## Data supplied:
####
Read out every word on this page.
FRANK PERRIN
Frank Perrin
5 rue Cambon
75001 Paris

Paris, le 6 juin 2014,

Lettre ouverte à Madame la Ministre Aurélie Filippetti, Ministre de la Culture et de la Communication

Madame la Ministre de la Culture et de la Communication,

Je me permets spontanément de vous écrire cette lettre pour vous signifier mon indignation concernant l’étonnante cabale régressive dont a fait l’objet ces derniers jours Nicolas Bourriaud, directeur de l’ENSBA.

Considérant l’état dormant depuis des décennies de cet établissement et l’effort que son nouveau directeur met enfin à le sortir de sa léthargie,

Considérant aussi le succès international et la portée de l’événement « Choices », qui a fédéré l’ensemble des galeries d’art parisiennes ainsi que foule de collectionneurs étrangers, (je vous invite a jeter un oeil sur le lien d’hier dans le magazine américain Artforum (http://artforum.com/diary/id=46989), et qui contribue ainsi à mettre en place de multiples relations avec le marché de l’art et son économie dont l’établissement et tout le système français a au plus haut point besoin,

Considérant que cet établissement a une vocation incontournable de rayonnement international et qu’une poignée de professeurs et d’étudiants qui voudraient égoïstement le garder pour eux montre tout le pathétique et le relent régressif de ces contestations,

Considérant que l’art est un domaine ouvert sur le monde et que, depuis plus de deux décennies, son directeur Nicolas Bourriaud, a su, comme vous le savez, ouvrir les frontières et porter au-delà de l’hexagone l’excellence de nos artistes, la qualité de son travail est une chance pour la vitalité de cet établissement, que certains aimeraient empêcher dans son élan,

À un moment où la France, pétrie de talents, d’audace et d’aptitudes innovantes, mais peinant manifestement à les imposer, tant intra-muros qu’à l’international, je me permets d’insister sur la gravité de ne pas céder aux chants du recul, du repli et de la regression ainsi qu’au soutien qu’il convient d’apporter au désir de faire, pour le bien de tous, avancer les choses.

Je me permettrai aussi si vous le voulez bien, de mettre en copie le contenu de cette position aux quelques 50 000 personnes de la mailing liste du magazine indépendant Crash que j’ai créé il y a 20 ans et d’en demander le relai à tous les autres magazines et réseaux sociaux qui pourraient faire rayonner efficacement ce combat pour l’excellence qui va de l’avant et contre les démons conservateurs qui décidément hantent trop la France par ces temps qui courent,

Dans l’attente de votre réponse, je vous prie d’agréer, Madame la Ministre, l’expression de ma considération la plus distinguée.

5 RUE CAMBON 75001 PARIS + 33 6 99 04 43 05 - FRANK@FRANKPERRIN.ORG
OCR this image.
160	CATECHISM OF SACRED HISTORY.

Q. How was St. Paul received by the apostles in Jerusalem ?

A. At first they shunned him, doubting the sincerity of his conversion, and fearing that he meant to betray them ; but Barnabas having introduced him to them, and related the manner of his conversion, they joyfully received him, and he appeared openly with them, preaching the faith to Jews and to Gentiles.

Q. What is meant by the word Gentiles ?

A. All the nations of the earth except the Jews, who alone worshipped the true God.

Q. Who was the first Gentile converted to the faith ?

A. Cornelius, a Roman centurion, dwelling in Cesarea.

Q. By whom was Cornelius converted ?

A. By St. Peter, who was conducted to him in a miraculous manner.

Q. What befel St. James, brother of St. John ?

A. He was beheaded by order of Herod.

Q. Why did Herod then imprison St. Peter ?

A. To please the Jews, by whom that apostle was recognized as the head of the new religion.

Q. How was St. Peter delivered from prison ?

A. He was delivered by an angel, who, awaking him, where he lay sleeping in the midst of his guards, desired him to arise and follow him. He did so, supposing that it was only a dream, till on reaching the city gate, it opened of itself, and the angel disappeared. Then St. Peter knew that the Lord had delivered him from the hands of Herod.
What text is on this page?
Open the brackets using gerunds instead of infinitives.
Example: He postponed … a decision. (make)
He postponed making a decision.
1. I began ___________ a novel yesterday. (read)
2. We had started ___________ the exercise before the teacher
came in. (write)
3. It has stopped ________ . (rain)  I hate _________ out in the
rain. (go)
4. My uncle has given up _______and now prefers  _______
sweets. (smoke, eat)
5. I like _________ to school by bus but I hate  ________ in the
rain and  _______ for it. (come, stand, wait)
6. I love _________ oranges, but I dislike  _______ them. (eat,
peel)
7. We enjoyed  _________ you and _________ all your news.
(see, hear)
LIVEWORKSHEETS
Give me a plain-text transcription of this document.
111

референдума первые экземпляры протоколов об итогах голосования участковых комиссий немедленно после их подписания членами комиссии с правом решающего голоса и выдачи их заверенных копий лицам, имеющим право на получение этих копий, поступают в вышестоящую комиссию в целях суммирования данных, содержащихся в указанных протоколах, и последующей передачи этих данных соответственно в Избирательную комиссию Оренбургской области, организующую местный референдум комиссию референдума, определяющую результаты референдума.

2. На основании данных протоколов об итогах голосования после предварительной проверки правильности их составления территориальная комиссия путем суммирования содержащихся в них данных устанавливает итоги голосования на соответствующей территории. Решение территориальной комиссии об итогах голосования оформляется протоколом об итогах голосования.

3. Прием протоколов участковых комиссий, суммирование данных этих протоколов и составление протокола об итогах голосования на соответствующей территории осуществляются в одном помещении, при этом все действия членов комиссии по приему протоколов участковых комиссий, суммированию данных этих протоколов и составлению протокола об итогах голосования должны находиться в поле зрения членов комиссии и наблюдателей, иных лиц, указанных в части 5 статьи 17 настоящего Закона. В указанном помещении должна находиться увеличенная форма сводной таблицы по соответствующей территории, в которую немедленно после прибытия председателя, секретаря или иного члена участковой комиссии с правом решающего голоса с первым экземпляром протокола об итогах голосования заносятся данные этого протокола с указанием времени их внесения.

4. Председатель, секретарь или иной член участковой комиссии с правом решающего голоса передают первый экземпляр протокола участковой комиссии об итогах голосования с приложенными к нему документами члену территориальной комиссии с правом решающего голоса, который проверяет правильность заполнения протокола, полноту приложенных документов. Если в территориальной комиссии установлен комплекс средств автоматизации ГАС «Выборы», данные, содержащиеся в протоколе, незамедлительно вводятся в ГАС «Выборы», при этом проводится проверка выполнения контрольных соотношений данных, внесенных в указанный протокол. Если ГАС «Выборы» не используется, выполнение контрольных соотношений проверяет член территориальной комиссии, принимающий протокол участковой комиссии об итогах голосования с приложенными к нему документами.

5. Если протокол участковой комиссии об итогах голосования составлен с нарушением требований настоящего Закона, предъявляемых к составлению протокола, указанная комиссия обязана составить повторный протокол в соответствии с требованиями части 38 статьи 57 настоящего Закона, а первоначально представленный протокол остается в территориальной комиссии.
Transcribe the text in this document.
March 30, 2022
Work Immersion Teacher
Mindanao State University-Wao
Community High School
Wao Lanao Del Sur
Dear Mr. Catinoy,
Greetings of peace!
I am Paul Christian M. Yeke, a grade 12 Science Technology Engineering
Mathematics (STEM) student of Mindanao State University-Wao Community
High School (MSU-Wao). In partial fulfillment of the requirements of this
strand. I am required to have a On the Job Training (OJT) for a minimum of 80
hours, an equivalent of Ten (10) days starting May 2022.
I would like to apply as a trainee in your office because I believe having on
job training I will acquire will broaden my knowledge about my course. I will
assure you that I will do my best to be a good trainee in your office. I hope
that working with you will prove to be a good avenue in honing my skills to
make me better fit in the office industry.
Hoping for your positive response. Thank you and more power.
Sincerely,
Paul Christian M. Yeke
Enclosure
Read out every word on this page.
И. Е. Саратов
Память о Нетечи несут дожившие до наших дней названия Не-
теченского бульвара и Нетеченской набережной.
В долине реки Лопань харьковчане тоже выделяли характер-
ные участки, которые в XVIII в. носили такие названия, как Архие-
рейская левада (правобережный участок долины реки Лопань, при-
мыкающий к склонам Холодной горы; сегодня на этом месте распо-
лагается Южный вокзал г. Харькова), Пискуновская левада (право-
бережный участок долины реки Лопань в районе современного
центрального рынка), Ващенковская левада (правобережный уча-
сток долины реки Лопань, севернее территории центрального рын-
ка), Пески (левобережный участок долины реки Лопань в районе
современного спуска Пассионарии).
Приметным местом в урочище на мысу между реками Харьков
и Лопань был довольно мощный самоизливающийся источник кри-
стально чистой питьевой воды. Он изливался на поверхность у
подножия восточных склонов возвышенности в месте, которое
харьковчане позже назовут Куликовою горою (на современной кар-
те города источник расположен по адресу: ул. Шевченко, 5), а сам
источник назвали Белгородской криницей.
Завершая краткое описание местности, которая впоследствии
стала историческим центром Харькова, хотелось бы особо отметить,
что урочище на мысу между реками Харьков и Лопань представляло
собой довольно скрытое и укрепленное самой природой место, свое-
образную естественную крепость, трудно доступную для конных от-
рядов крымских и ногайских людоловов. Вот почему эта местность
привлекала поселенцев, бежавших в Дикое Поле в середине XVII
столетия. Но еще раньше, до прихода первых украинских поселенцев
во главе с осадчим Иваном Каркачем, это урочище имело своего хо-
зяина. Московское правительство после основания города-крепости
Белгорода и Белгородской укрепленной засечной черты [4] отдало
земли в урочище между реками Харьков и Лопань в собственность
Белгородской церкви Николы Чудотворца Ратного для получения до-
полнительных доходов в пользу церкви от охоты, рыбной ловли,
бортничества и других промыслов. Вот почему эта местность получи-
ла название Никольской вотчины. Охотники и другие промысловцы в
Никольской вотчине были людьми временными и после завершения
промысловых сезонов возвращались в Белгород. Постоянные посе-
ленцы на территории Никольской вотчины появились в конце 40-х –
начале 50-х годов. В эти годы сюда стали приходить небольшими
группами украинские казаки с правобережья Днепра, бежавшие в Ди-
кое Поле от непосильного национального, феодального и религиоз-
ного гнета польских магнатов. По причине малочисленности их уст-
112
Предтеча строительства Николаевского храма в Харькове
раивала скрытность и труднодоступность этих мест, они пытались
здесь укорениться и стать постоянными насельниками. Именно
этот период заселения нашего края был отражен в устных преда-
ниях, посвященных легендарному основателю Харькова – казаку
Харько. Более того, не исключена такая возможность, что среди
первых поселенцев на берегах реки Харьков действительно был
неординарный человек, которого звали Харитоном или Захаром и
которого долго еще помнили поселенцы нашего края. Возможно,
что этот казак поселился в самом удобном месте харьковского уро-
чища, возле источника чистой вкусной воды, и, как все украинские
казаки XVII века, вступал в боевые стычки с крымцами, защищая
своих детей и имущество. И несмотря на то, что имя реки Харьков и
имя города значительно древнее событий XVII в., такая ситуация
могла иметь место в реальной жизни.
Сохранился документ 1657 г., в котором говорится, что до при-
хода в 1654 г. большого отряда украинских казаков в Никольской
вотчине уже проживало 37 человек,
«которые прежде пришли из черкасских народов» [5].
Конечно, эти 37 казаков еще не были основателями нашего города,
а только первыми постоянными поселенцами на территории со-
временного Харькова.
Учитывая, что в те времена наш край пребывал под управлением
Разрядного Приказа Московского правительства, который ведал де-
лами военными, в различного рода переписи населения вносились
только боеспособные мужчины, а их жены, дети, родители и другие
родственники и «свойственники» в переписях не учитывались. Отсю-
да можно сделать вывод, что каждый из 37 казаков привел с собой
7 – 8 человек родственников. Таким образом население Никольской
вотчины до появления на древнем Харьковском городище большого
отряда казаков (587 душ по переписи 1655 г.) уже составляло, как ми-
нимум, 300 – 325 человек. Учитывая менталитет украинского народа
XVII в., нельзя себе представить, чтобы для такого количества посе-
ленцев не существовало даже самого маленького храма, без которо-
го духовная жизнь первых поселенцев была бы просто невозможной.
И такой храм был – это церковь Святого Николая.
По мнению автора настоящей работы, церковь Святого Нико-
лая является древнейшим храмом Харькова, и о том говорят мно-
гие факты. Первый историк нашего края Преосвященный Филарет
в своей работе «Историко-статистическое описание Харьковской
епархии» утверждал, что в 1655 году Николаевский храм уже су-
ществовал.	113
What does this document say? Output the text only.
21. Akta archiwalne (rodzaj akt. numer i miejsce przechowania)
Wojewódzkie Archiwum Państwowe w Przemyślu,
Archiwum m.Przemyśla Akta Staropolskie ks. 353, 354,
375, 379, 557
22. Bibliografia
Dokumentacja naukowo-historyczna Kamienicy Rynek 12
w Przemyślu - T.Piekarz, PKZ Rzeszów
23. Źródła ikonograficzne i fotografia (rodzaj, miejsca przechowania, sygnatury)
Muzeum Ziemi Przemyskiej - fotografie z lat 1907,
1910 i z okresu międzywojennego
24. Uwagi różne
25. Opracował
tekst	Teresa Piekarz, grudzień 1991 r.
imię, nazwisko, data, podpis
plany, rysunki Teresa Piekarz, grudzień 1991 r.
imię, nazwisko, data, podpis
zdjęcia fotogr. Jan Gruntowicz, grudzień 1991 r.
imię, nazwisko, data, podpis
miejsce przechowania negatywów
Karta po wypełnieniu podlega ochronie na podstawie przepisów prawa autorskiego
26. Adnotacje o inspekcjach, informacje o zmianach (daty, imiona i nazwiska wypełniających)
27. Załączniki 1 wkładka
####
## Exercise details:
Identify every line where the string "украинских" appears.

## Solution to this exercise:
столетия. Но еще раньше, до прихода первых украинских поселенцев
хода в 1654 г. большого отряда украинских казаков в Никольской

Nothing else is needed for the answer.